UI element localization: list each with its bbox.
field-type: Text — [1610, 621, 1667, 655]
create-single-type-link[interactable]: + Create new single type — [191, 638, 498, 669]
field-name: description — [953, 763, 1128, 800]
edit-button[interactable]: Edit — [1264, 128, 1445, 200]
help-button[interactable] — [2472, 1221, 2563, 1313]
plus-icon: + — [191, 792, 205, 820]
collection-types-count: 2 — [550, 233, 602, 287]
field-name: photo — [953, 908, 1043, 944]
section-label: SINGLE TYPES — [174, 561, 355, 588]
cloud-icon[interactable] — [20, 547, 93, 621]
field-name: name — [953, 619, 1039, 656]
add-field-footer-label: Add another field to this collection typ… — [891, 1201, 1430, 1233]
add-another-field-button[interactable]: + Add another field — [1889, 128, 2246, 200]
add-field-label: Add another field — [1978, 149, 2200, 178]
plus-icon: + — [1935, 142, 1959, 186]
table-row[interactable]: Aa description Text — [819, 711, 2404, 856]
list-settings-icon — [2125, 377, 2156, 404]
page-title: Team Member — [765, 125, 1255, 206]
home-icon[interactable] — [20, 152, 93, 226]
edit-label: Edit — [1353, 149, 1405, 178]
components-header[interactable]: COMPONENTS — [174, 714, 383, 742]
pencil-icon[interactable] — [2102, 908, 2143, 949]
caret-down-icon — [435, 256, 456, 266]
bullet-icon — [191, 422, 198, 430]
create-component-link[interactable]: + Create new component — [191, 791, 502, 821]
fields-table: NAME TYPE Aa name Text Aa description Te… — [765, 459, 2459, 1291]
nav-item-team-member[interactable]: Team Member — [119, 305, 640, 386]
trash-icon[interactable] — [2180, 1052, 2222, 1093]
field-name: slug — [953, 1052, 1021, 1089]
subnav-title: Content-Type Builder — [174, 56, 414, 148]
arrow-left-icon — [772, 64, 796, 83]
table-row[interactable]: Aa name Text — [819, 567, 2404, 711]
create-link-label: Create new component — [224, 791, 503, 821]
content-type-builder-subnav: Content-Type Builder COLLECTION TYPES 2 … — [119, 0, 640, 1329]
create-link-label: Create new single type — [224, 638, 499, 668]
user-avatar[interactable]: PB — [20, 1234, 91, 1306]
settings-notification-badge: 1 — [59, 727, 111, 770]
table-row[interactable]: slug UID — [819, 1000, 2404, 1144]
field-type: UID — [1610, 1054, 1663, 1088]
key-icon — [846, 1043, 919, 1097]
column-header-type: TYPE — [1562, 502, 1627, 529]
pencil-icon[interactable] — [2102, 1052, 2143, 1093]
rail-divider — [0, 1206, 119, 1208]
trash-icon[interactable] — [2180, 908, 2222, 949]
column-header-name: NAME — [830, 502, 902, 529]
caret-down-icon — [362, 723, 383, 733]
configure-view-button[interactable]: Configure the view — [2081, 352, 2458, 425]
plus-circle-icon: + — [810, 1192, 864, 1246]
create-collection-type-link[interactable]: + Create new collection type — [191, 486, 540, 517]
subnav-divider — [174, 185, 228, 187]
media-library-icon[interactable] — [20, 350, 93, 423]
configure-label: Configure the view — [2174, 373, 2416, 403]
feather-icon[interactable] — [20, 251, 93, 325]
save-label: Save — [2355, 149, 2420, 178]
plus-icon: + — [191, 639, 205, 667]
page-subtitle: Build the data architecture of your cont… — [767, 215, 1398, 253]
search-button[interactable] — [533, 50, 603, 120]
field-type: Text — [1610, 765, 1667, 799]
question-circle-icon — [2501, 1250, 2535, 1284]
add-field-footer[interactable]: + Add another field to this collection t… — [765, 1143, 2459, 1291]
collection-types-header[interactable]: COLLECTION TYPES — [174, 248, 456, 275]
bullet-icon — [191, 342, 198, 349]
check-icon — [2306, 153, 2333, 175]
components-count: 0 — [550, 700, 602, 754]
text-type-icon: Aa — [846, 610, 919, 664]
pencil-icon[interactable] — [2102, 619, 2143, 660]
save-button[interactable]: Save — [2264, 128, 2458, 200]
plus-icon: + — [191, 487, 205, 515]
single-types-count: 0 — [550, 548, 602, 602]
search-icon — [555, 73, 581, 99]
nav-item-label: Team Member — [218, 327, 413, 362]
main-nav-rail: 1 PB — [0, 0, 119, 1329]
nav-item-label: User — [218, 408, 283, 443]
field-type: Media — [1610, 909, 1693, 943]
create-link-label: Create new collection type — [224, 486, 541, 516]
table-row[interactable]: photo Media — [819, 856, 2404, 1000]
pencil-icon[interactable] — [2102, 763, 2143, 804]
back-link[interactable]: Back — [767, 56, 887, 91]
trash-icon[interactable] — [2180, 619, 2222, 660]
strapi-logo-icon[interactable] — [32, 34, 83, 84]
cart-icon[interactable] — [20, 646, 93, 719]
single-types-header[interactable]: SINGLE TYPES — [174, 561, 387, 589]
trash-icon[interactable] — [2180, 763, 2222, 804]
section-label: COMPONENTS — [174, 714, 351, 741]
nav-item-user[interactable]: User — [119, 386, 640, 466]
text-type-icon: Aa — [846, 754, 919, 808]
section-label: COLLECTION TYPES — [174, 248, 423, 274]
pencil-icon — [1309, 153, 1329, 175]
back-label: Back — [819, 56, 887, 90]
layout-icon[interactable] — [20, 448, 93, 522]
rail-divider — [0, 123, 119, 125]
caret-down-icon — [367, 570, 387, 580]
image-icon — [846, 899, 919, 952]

- - - -

§ The exercise: Can you reproduce every one of the rows above word for word, with nothing changed or left out?

§ Finished task:
UI element localization: list each with its bbox.
field-type: Text — [1610, 621, 1667, 655]
create-single-type-link[interactable]: + Create new single type — [191, 638, 498, 669]
field-name: description — [953, 763, 1128, 800]
edit-button[interactable]: Edit — [1264, 128, 1445, 200]
help-button[interactable] — [2472, 1221, 2563, 1313]
plus-icon: + — [191, 792, 205, 820]
collection-types-count: 2 — [550, 233, 602, 287]
field-name: photo — [953, 908, 1043, 944]
section-label: SINGLE TYPES — [174, 561, 355, 588]
cloud-icon[interactable] — [20, 547, 93, 621]
field-name: name — [953, 619, 1039, 656]
add-field-footer-label: Add another field to this collection typ… — [891, 1201, 1430, 1233]
add-another-field-button[interactable]: + Add another field — [1889, 128, 2246, 200]
add-field-label: Add another field — [1978, 149, 2200, 178]
plus-icon: + — [1935, 142, 1959, 186]
table-row[interactable]: Aa description Text — [819, 711, 2404, 856]
list-settings-icon — [2125, 377, 2156, 404]
page-title: Team Member — [765, 125, 1255, 206]
home-icon[interactable] — [20, 152, 93, 226]
edit-label: Edit — [1353, 149, 1405, 178]
components-header[interactable]: COMPONENTS — [174, 714, 383, 742]
pencil-icon[interactable] — [2102, 908, 2143, 949]
caret-down-icon — [435, 256, 456, 266]
bullet-icon — [191, 422, 198, 430]
create-component-link[interactable]: + Create new component — [191, 791, 502, 821]
fields-table: NAME TYPE Aa name Text Aa description Te… — [765, 459, 2459, 1291]
nav-item-team-member[interactable]: Team Member — [119, 305, 640, 386]
trash-icon[interactable] — [2180, 1052, 2222, 1093]
field-name: slug — [953, 1052, 1021, 1089]
subnav-title: Content-Type Builder — [174, 56, 414, 148]
arrow-left-icon — [772, 64, 796, 83]
table-row[interactable]: Aa name Text — [819, 567, 2404, 711]
create-link-label: Create new component — [224, 791, 503, 821]
content-type-builder-subnav: Content-Type Builder COLLECTION TYPES 2 … — [119, 0, 640, 1329]
create-link-label: Create new single type — [224, 638, 499, 668]
user-avatar[interactable]: PB — [20, 1234, 91, 1306]
settings-notification-badge: 1 — [59, 727, 111, 770]
table-row[interactable]: slug UID — [819, 1000, 2404, 1144]
field-type: UID — [1610, 1054, 1663, 1088]
key-icon — [846, 1043, 919, 1097]
column-header-type: TYPE — [1562, 502, 1627, 529]
pencil-icon[interactable] — [2102, 1052, 2143, 1093]
rail-divider — [0, 1206, 119, 1208]
trash-icon[interactable] — [2180, 908, 2222, 949]
column-header-name: NAME — [830, 502, 902, 529]
caret-down-icon — [362, 723, 383, 733]
configure-view-button[interactable]: Configure the view — [2081, 352, 2458, 425]
plus-circle-icon: + — [810, 1192, 864, 1246]
create-collection-type-link[interactable]: + Create new collection type — [191, 486, 540, 517]
subnav-divider — [174, 185, 228, 187]
media-library-icon[interactable] — [20, 350, 93, 423]
configure-label: Configure the view — [2174, 373, 2416, 403]
feather-icon[interactable] — [20, 251, 93, 325]
save-label: Save — [2355, 149, 2420, 178]
plus-icon: + — [191, 639, 205, 667]
page-subtitle: Build the data architecture of your cont… — [767, 215, 1398, 253]
search-button[interactable] — [533, 50, 603, 120]
field-type: Text — [1610, 765, 1667, 799]
question-circle-icon — [2501, 1250, 2535, 1284]
add-field-footer[interactable]: + Add another field to this collection t… — [765, 1143, 2459, 1291]
collection-types-header[interactable]: COLLECTION TYPES — [174, 248, 456, 275]
bullet-icon — [191, 342, 198, 349]
check-icon — [2306, 153, 2333, 175]
components-count: 0 — [550, 700, 602, 754]
text-type-icon: Aa — [846, 610, 919, 664]
pencil-icon[interactable] — [2102, 619, 2143, 660]
save-button[interactable]: Save — [2264, 128, 2458, 200]
plus-icon: + — [191, 487, 205, 515]
single-types-count: 0 — [550, 548, 602, 602]
search-icon — [555, 73, 581, 99]
nav-item-label: Team Member — [218, 327, 413, 362]
main-nav-rail: 1 PB — [0, 0, 119, 1329]
nav-item-label: User — [218, 408, 283, 443]
field-type: Media — [1610, 909, 1693, 943]
create-link-label: Create new collection type — [224, 486, 541, 516]
table-row[interactable]: photo Media — [819, 856, 2404, 1000]
pencil-icon[interactable] — [2102, 763, 2143, 804]
back-link[interactable]: Back — [767, 56, 887, 91]
trash-icon[interactable] — [2180, 619, 2222, 660]
strapi-logo-icon[interactable] — [32, 34, 83, 84]
cart-icon[interactable] — [20, 646, 93, 719]
single-types-header[interactable]: SINGLE TYPES — [174, 561, 387, 589]
trash-icon[interactable] — [2180, 763, 2222, 804]
section-label: COMPONENTS — [174, 714, 351, 741]
nav-item-user[interactable]: User — [119, 386, 640, 466]
text-type-icon: Aa — [846, 754, 919, 808]
section-label: COLLECTION TYPES — [174, 248, 423, 274]
pencil-icon — [1309, 153, 1329, 175]
back-label: Back — [819, 56, 887, 90]
layout-icon[interactable] — [20, 448, 93, 522]
rail-divider — [0, 123, 119, 125]
caret-down-icon — [367, 570, 387, 580]
image-icon — [846, 899, 919, 952]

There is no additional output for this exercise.